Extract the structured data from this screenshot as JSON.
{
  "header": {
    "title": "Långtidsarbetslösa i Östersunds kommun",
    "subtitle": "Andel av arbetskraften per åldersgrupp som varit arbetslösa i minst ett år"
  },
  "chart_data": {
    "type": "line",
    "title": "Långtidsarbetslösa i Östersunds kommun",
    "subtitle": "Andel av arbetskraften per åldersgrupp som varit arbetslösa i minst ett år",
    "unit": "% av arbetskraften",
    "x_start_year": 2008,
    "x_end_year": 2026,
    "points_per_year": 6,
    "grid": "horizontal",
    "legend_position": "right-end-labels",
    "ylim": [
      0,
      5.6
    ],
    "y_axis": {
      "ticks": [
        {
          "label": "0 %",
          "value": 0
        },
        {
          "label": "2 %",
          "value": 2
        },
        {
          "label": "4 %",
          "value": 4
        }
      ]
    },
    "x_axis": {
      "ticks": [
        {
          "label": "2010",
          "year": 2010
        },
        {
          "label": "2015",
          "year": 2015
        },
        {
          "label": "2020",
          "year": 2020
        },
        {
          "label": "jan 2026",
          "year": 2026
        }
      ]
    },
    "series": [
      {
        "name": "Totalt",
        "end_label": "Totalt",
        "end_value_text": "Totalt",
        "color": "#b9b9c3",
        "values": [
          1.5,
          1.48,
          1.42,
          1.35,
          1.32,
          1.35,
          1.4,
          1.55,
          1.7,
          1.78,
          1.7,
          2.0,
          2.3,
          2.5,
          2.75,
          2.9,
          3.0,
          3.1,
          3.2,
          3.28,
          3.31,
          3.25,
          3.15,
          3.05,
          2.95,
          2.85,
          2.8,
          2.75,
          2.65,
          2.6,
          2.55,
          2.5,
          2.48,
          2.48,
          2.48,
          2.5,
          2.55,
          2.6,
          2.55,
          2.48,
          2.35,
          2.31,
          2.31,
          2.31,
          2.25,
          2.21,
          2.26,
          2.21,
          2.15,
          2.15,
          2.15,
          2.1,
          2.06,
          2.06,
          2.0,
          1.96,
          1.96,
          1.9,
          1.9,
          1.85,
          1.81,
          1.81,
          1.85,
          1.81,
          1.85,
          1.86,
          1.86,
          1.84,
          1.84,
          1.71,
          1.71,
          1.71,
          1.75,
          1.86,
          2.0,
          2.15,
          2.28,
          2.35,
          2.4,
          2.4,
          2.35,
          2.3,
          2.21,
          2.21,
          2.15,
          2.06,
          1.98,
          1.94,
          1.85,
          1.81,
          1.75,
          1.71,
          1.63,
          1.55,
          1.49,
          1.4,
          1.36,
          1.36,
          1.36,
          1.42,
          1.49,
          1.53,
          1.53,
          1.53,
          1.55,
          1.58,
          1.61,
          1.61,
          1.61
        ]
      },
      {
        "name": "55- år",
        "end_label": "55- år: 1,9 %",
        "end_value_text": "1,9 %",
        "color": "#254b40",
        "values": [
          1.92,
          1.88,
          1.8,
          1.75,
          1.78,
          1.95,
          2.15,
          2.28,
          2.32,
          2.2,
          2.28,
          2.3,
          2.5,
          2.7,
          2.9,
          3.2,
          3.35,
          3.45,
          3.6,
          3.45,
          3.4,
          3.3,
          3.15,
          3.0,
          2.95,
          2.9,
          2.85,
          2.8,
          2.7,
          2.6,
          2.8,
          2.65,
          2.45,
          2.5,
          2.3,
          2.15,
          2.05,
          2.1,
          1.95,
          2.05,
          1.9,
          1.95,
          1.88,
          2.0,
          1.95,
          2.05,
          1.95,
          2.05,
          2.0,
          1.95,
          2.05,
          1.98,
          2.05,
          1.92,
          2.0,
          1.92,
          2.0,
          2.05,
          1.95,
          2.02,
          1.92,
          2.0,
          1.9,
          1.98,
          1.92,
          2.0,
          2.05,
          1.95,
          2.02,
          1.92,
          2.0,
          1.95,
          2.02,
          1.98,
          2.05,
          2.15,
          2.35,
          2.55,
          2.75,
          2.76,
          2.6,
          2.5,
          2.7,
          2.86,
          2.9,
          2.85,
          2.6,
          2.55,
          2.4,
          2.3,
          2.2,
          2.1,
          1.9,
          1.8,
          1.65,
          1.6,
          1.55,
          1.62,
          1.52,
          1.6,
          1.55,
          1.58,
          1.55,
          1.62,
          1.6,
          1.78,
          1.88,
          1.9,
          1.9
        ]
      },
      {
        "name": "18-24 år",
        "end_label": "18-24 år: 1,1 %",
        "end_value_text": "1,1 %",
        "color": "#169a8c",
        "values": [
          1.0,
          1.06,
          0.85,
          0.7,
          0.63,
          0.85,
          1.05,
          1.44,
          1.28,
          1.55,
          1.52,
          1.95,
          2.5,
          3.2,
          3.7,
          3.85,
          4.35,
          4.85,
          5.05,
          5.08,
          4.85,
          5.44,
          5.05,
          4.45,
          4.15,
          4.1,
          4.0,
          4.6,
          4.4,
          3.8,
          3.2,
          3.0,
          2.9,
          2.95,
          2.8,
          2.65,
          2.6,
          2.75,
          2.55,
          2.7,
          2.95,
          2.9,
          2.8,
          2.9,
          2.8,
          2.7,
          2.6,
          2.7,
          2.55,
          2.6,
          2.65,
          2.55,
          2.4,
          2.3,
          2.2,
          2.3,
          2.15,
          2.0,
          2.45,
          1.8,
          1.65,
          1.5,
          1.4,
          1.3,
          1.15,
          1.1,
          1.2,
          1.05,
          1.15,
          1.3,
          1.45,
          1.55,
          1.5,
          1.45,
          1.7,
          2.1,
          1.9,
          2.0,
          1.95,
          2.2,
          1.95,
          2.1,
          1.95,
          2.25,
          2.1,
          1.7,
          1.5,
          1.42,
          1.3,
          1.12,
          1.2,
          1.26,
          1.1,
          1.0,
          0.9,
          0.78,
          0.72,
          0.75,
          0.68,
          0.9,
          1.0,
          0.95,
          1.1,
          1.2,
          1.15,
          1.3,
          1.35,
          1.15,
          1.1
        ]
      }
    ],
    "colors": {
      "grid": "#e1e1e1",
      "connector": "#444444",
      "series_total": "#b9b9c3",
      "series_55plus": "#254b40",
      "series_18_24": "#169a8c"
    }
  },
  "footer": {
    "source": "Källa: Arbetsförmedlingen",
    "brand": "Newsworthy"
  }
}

______

▶ **Request**: Reply with the number of lines in the data that include the string "arbetskraften" and nothing else.

▶ **The solution**: 3